## Goal of the exercise
This exercise needs all of the entries set down again, exactly as they read.
<<<<
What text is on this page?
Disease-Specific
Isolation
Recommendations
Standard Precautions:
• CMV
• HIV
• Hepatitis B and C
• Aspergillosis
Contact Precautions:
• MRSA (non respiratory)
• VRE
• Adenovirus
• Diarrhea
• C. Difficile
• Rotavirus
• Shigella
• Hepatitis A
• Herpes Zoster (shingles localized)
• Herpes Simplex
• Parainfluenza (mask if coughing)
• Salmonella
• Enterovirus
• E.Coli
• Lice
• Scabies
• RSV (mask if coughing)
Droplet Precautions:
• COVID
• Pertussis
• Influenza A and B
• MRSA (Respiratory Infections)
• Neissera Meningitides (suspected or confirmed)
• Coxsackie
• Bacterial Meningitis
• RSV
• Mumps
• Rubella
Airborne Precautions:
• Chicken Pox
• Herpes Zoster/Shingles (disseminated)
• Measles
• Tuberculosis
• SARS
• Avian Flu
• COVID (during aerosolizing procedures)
>>>>
## Solution to the problem
What text is on this page?
Disease-Specific
Isolation
Recommendations
Standard Precautions:
• CMV
• HIV
• Hepatitis B and C
• Aspergillosis
Contact Precautions:
• MRSA (non respiratory)
• VRE
• Adenovirus
• Diarrhea
• C. Difficile
• Rotavirus
• Shigella
• Hepatitis A
• Herpes Zoster (shingles localized)
• Herpes Simplex
• Parainfluenza (mask if coughing)
• Salmonella
• Enterovirus
• E.Coli
• Lice
• Scabies
• RSV (mask if coughing)
Droplet Precautions:
• COVID
• Pertussis
• Influenza A and B
• MRSA (Respiratory Infections)
• Neissera Meningitides (suspected or confirmed)
• Coxsackie
• Bacterial Meningitis
• RSV
• Mumps
• Rubella
Airborne Precautions:
• Chicken Pox
• Herpes Zoster/Shingles (disseminated)
• Measles
• Tuberculosis
• SARS
• Avian Flu
• COVID (during aerosolizing procedures)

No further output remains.